(Listings of elements and their boxes)
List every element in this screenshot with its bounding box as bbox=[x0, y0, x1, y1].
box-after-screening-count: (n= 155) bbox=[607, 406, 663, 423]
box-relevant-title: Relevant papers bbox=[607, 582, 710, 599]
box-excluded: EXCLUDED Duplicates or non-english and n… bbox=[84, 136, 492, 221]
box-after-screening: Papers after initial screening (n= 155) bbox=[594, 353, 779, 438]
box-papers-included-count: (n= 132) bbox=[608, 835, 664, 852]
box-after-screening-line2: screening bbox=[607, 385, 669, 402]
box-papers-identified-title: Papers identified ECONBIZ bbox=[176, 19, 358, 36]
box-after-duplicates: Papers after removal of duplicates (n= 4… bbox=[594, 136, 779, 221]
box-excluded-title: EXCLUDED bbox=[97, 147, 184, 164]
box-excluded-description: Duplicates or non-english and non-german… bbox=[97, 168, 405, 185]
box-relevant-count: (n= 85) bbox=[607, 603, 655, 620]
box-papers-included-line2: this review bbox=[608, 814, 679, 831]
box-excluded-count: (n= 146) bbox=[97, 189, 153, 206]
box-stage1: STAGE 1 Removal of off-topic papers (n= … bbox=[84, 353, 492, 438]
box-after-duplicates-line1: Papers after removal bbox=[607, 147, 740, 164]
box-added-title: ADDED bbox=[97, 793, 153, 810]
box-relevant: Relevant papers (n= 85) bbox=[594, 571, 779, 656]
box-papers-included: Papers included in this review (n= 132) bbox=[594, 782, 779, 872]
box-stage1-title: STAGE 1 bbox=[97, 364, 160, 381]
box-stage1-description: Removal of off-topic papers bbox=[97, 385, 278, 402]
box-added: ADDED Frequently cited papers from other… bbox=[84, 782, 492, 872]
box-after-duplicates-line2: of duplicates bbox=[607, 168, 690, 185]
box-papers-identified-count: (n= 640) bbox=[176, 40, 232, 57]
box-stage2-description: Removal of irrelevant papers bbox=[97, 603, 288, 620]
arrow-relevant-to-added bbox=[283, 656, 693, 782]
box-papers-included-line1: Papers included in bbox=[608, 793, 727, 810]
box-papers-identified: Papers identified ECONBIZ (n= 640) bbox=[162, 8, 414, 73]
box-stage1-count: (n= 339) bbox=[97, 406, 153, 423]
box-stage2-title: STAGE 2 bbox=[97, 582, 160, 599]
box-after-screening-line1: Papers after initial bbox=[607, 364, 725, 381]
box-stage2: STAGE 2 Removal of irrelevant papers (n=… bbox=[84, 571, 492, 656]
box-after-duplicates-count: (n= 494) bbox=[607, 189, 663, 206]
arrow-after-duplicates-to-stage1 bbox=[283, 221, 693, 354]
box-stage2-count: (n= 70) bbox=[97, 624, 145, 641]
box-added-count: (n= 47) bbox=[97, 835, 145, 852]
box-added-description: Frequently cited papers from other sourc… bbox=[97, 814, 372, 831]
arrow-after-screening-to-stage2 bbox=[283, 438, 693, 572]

* **WORK TO COMPLETE**
Return every row above line for line, with no change to any character.

* **COMPLETE OUTPUT**
List every element in this screenshot with its bounding box as bbox=[x0, y0, x1, y1].
box-after-screening-count: (n= 155) bbox=[607, 406, 663, 423]
box-relevant-title: Relevant papers bbox=[607, 582, 710, 599]
box-excluded: EXCLUDED Duplicates or non-english and n… bbox=[84, 136, 492, 221]
box-after-screening: Papers after initial screening (n= 155) bbox=[594, 353, 779, 438]
box-papers-included-count: (n= 132) bbox=[608, 835, 664, 852]
box-after-screening-line2: screening bbox=[607, 385, 669, 402]
box-papers-identified-title: Papers identified ECONBIZ bbox=[176, 19, 358, 36]
box-after-duplicates: Papers after removal of duplicates (n= 4… bbox=[594, 136, 779, 221]
box-excluded-title: EXCLUDED bbox=[97, 147, 184, 164]
box-excluded-description: Duplicates or non-english and non-german… bbox=[97, 168, 405, 185]
box-relevant-count: (n= 85) bbox=[607, 603, 655, 620]
box-papers-included-line2: this review bbox=[608, 814, 679, 831]
box-excluded-count: (n= 146) bbox=[97, 189, 153, 206]
box-stage1: STAGE 1 Removal of off-topic papers (n= … bbox=[84, 353, 492, 438]
box-after-duplicates-line1: Papers after removal bbox=[607, 147, 740, 164]
box-added-title: ADDED bbox=[97, 793, 153, 810]
box-relevant: Relevant papers (n= 85) bbox=[594, 571, 779, 656]
box-papers-included: Papers included in this review (n= 132) bbox=[594, 782, 779, 872]
box-stage1-title: STAGE 1 bbox=[97, 364, 160, 381]
box-stage1-description: Removal of off-topic papers bbox=[97, 385, 278, 402]
box-added: ADDED Frequently cited papers from other… bbox=[84, 782, 492, 872]
box-after-duplicates-line2: of duplicates bbox=[607, 168, 690, 185]
box-papers-identified-count: (n= 640) bbox=[176, 40, 232, 57]
box-stage2-description: Removal of irrelevant papers bbox=[97, 603, 288, 620]
arrow-relevant-to-added bbox=[283, 656, 693, 782]
box-papers-included-line1: Papers included in bbox=[608, 793, 727, 810]
box-papers-identified: Papers identified ECONBIZ (n= 640) bbox=[162, 8, 414, 73]
box-stage1-count: (n= 339) bbox=[97, 406, 153, 423]
box-stage2-title: STAGE 2 bbox=[97, 582, 160, 599]
box-after-screening-line1: Papers after initial bbox=[607, 364, 725, 381]
box-stage2: STAGE 2 Removal of irrelevant papers (n=… bbox=[84, 571, 492, 656]
box-after-duplicates-count: (n= 494) bbox=[607, 189, 663, 206]
arrow-after-duplicates-to-stage1 bbox=[283, 221, 693, 354]
box-stage2-count: (n= 70) bbox=[97, 624, 145, 641]
box-added-count: (n= 47) bbox=[97, 835, 145, 852]
box-added-description: Frequently cited papers from other sourc… bbox=[97, 814, 372, 831]
arrow-after-screening-to-stage2 bbox=[283, 438, 693, 572]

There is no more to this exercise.